[Records that describe figures]
**********

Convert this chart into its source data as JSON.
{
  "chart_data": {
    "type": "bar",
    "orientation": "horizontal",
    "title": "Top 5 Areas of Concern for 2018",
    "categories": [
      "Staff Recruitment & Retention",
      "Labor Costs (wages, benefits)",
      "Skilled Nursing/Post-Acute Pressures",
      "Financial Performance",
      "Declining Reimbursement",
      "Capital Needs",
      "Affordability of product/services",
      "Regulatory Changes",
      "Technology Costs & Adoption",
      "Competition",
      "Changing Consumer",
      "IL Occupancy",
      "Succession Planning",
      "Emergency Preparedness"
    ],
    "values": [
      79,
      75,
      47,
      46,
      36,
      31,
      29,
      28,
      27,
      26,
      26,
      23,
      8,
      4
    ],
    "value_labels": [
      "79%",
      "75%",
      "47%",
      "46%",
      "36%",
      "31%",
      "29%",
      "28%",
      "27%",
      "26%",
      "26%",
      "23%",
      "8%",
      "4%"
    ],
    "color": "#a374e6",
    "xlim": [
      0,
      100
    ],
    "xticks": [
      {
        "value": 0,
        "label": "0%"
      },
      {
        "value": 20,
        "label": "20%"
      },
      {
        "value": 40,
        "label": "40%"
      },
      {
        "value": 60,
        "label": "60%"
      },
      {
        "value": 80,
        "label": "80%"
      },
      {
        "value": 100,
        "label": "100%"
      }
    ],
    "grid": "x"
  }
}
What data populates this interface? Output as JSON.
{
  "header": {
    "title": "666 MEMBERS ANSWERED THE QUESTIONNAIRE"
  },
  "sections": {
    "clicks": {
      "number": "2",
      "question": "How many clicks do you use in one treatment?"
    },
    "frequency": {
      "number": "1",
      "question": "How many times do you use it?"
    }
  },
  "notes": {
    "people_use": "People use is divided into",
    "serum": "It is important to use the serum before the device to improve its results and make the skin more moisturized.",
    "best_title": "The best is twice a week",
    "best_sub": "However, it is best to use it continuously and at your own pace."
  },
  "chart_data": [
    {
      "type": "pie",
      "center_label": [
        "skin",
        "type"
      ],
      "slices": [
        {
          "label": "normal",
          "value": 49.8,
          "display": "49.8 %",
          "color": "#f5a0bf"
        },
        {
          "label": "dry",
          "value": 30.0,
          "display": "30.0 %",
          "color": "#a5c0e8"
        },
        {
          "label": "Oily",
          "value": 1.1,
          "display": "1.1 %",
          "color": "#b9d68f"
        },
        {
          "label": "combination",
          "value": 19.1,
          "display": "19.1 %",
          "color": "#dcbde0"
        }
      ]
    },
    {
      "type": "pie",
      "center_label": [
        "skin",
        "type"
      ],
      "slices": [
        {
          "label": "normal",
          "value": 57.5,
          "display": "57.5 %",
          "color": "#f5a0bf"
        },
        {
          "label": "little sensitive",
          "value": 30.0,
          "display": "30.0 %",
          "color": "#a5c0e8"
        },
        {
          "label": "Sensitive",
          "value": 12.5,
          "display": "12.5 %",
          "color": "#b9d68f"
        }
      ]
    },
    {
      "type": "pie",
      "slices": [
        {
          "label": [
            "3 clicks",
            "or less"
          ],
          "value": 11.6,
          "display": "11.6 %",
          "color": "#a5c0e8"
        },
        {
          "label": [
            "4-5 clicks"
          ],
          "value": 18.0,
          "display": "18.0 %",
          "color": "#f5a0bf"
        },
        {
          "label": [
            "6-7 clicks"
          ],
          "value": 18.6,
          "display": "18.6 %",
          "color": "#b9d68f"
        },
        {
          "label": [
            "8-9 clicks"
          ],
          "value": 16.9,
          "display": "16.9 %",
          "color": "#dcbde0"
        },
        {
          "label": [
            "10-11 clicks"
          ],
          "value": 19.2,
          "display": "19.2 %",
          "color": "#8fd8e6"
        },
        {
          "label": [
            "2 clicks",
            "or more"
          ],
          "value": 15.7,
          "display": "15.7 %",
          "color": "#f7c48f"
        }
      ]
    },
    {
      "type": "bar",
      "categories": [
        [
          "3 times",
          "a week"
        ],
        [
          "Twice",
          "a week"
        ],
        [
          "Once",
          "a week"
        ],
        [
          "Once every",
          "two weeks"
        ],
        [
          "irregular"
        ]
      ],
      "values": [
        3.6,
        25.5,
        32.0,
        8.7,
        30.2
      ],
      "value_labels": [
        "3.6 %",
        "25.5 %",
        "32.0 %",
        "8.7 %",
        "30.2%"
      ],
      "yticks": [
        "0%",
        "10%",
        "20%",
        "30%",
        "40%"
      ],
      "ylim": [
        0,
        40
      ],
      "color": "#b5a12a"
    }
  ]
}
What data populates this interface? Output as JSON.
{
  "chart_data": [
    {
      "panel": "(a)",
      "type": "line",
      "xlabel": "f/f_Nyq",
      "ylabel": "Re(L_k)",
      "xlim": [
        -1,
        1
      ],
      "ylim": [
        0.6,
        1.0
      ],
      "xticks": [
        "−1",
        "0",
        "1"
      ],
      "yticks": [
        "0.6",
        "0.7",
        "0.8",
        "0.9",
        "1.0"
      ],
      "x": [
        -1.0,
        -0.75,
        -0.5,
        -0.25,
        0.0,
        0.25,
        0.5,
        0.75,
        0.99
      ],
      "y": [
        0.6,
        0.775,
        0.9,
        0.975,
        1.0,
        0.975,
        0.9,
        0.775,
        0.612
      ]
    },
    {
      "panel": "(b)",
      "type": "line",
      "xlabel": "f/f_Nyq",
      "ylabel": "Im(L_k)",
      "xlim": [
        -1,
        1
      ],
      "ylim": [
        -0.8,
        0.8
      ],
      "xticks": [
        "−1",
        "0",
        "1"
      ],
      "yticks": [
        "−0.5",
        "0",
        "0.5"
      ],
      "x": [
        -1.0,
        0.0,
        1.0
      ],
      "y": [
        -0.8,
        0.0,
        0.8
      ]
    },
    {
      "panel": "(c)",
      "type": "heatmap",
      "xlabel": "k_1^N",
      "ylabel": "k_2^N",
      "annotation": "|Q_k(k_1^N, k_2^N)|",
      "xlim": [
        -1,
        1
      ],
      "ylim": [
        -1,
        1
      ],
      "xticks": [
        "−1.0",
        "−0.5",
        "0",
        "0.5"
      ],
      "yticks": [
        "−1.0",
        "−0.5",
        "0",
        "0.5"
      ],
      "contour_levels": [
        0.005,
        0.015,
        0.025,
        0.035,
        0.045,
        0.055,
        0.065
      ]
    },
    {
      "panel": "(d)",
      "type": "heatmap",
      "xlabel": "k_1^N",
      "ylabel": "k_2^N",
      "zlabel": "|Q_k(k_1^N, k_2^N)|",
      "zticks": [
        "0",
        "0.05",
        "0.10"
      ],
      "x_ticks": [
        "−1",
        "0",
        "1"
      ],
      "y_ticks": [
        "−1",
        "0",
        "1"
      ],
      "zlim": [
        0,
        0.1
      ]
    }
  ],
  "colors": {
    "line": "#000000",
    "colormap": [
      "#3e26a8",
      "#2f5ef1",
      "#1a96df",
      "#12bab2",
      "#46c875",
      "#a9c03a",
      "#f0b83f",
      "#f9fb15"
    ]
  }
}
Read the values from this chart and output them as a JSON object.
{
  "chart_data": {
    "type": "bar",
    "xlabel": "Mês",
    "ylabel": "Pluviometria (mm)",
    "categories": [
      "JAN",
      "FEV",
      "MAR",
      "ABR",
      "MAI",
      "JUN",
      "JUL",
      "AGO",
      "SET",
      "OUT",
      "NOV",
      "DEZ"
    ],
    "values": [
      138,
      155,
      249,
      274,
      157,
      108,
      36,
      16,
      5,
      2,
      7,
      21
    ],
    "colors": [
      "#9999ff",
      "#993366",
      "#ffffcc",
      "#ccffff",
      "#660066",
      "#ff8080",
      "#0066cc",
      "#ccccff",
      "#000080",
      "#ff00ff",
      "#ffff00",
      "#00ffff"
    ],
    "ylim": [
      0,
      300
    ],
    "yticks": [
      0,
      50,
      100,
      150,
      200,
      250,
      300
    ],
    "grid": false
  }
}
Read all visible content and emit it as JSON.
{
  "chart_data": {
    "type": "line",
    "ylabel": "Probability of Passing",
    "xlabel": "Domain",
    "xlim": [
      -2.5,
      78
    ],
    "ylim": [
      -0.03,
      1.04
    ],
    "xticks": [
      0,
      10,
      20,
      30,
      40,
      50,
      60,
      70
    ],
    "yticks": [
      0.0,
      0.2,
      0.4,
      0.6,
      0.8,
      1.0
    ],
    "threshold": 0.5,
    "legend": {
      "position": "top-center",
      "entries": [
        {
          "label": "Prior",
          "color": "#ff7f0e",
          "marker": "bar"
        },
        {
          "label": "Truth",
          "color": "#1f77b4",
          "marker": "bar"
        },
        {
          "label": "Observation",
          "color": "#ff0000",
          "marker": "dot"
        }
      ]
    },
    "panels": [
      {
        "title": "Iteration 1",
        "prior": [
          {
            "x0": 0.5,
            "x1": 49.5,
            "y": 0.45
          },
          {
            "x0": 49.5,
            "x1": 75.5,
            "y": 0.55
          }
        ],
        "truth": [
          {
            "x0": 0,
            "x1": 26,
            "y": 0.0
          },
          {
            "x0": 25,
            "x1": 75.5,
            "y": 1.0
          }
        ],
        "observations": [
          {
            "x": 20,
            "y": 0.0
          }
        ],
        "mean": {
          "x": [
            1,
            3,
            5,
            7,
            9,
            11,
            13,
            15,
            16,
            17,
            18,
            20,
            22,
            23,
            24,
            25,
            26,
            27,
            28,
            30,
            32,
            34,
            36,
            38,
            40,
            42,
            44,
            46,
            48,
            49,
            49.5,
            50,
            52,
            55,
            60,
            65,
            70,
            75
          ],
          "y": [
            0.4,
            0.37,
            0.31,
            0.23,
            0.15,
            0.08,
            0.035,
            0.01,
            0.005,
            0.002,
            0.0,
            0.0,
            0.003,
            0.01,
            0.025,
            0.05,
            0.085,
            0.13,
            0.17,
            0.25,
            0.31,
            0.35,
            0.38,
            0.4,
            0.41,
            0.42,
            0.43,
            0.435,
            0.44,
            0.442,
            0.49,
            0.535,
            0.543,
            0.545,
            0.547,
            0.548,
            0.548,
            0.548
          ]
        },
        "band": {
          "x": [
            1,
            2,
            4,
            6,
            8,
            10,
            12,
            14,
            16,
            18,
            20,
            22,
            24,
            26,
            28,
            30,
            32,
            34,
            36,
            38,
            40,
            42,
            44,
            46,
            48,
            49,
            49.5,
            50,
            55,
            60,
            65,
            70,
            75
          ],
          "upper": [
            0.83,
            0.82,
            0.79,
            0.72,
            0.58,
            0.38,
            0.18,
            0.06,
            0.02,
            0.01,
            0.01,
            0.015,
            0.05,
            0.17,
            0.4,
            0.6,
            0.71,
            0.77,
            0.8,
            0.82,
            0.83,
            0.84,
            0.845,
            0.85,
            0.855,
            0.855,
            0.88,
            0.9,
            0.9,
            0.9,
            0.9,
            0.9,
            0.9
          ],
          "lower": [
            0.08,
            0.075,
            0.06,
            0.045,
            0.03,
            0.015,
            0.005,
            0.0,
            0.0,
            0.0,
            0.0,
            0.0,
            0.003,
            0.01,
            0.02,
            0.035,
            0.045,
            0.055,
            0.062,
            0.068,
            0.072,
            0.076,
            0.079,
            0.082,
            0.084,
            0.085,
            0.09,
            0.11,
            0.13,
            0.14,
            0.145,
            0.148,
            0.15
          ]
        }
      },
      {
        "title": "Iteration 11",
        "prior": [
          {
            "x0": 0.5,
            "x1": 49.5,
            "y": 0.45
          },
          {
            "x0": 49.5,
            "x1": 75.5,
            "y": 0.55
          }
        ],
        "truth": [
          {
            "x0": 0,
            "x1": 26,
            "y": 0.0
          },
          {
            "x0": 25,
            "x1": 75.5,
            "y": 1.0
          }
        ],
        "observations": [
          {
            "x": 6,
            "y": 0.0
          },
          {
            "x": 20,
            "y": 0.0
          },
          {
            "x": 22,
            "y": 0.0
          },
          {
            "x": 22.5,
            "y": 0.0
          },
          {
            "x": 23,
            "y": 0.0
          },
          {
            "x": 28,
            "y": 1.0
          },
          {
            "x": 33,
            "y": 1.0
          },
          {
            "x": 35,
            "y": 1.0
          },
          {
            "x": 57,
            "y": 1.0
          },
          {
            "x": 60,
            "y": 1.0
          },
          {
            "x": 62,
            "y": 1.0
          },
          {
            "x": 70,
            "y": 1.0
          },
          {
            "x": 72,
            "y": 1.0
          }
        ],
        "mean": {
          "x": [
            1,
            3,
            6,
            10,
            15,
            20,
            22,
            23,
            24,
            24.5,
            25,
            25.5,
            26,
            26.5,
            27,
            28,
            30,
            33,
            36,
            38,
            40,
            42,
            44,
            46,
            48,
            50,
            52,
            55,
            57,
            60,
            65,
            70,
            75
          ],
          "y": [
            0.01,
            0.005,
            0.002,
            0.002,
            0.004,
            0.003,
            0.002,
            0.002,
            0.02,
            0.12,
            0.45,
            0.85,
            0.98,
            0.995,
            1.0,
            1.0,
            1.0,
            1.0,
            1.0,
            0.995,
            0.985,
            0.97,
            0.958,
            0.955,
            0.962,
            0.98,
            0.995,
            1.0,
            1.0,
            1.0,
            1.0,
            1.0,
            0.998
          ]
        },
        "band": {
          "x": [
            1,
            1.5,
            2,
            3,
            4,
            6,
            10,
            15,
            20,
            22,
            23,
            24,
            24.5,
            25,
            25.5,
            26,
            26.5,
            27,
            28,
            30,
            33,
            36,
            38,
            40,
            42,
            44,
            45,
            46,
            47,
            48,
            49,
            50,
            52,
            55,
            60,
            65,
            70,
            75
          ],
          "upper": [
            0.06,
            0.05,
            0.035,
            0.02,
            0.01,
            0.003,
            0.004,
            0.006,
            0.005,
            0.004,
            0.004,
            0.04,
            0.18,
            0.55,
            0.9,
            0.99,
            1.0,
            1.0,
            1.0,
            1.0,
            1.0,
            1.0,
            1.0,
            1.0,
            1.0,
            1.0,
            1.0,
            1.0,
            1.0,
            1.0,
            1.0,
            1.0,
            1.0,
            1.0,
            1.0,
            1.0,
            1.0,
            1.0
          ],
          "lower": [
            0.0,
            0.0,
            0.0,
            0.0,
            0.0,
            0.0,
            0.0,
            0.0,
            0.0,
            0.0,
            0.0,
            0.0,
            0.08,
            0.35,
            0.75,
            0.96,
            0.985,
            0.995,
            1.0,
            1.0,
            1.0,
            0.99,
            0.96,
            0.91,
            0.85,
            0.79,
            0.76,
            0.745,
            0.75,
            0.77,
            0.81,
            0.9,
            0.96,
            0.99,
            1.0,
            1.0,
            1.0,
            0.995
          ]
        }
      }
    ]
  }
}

**********

Find the word "into" in the records and pull out each line that has it.

**Response below**
Convert this chart into its source data as JSON.
    "people_use": "People use is divided into",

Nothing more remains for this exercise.